> _Problem statement_: Give every entry again, word for word.

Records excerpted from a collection
[START]
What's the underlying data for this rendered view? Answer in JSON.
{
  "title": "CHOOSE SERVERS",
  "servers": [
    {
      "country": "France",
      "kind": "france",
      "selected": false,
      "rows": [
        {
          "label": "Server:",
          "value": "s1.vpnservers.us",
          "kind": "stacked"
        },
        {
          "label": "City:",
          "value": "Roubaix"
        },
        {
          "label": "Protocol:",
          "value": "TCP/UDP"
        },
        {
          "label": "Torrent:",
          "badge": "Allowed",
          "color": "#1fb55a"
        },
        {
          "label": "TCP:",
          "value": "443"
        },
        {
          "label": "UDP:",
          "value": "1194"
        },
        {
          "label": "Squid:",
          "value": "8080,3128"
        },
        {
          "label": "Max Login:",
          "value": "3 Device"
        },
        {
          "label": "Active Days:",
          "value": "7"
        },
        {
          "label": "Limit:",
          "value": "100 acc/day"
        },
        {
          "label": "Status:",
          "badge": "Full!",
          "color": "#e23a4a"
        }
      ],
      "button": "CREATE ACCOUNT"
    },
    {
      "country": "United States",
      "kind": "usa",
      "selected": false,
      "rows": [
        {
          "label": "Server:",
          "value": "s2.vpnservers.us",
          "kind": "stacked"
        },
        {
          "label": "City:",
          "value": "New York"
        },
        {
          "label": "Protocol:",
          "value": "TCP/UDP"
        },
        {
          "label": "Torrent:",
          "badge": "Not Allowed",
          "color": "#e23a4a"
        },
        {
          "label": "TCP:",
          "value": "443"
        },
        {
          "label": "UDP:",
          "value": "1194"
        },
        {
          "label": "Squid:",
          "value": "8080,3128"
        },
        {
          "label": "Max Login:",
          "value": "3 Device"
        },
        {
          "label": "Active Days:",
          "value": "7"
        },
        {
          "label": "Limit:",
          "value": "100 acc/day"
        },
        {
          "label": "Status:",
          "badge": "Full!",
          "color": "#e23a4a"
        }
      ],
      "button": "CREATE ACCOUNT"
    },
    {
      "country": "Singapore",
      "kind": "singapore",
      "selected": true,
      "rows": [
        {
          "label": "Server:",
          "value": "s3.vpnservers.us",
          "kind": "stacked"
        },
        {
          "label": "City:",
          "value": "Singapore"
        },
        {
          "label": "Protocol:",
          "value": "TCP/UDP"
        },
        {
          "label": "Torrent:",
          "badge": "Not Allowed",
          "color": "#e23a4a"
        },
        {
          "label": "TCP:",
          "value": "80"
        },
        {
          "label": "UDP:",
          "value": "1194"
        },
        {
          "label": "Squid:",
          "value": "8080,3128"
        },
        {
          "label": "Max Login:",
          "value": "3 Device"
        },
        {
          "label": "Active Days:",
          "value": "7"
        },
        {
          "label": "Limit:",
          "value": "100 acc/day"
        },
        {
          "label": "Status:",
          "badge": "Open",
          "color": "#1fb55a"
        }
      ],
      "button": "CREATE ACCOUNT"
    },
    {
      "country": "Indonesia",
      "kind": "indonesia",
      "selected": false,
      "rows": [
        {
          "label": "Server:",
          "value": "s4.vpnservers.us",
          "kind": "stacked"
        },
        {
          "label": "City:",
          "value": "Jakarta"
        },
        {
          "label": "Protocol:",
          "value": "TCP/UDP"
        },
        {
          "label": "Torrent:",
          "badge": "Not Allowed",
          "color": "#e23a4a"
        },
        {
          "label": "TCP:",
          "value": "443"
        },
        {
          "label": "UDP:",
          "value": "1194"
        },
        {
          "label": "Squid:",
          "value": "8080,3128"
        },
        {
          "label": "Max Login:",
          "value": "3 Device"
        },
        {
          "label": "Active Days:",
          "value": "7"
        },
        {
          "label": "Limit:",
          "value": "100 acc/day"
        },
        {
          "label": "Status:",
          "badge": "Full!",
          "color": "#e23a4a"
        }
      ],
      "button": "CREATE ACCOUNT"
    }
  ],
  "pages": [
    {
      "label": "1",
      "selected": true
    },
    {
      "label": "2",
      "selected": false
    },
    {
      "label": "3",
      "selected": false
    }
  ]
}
[END]
> _Reply_:
What's the underlying data for this rendered view? Answer in JSON.
{
  "title": "CHOOSE SERVERS",
  "servers": [
    {
      "country": "France",
      "kind": "france",
      "selected": false,
      "rows": [
        {
          "label": "Server:",
          "value": "s1.vpnservers.us",
          "kind": "stacked"
        },
        {
          "label": "City:",
          "value": "Roubaix"
        },
        {
          "label": "Protocol:",
          "value": "TCP/UDP"
        },
        {
          "label": "Torrent:",
          "badge": "Allowed",
          "color": "#1fb55a"
        },
        {
          "label": "TCP:",
          "value": "443"
        },
        {
          "label": "UDP:",
          "value": "1194"
        },
        {
          "label": "Squid:",
          "value": "8080,3128"
        },
        {
          "label": "Max Login:",
          "value": "3 Device"
        },
        {
          "label": "Active Days:",
          "value": "7"
        },
        {
          "label": "Limit:",
          "value": "100 acc/day"
        },
        {
          "label": "Status:",
          "badge": "Full!",
          "color": "#e23a4a"
        }
      ],
      "button": "CREATE ACCOUNT"
    },
    {
      "country": "United States",
      "kind": "usa",
      "selected": false,
      "rows": [
        {
          "label": "Server:",
          "value": "s2.vpnservers.us",
          "kind": "stacked"
        },
        {
          "label": "City:",
          "value": "New York"
        },
        {
          "label": "Protocol:",
          "value": "TCP/UDP"
        },
        {
          "label": "Torrent:",
          "badge": "Not Allowed",
          "color": "#e23a4a"
        },
        {
          "label": "TCP:",
          "value": "443"
        },
        {
          "label": "UDP:",
          "value": "1194"
        },
        {
          "label": "Squid:",
          "value": "8080,3128"
        },
        {
          "label": "Max Login:",
          "value": "3 Device"
        },
        {
          "label": "Active Days:",
          "value": "7"
        },
        {
          "label": "Limit:",
          "value": "100 acc/day"
        },
        {
          "label": "Status:",
          "badge": "Full!",
          "color": "#e23a4a"
        }
      ],
      "button": "CREATE ACCOUNT"
    },
    {
      "country": "Singapore",
      "kind": "singapore",
      "selected": true,
      "rows": [
        {
          "label": "Server:",
          "value": "s3.vpnservers.us",
          "kind": "stacked"
        },
        {
          "label": "City:",
          "value": "Singapore"
        },
        {
          "label": "Protocol:",
          "value": "TCP/UDP"
        },
        {
          "label": "Torrent:",
          "badge": "Not Allowed",
          "color": "#e23a4a"
        },
        {
          "label": "TCP:",
          "value": "80"
        },
        {
          "label": "UDP:",
          "value": "1194"
        },
        {
          "label": "Squid:",
          "value": "8080,3128"
        },
        {
          "label": "Max Login:",
          "value": "3 Device"
        },
        {
          "label": "Active Days:",
          "value": "7"
        },
        {
          "label": "Limit:",
          "value": "100 acc/day"
        },
        {
          "label": "Status:",
          "badge": "Open",
          "color": "#1fb55a"
        }
      ],
      "button": "CREATE ACCOUNT"
    },
    {
      "country": "Indonesia",
      "kind": "indonesia",
      "selected": false,
      "rows": [
        {
          "label": "Server:",
          "value": "s4.vpnservers.us",
          "kind": "stacked"
        },
        {
          "label": "City:",
          "value": "Jakarta"
        },
        {
          "label": "Protocol:",
          "value": "TCP/UDP"
        },
        {
          "label": "Torrent:",
          "badge": "Not Allowed",
          "color": "#e23a4a"
        },
        {
          "label": "TCP:",
          "value": "443"
        },
        {
          "label": "UDP:",
          "value": "1194"
        },
        {
          "label": "Squid:",
          "value": "8080,3128"
        },
        {
          "label": "Max Login:",
          "value": "3 Device"
        },
        {
          "label": "Active Days:",
          "value": "7"
        },
        {
          "label": "Limit:",
          "value": "100 acc/day"
        },
        {
          "label": "Status:",
          "badge": "Full!",
          "color": "#e23a4a"
        }
      ],
      "button": "CREATE ACCOUNT"
    }
  ],
  "pages": [
    {
      "label": "1",
      "selected": true
    },
    {
      "label": "2",
      "selected": false
    },
    {
      "label": "3",
      "selected": false
    }
  ]
}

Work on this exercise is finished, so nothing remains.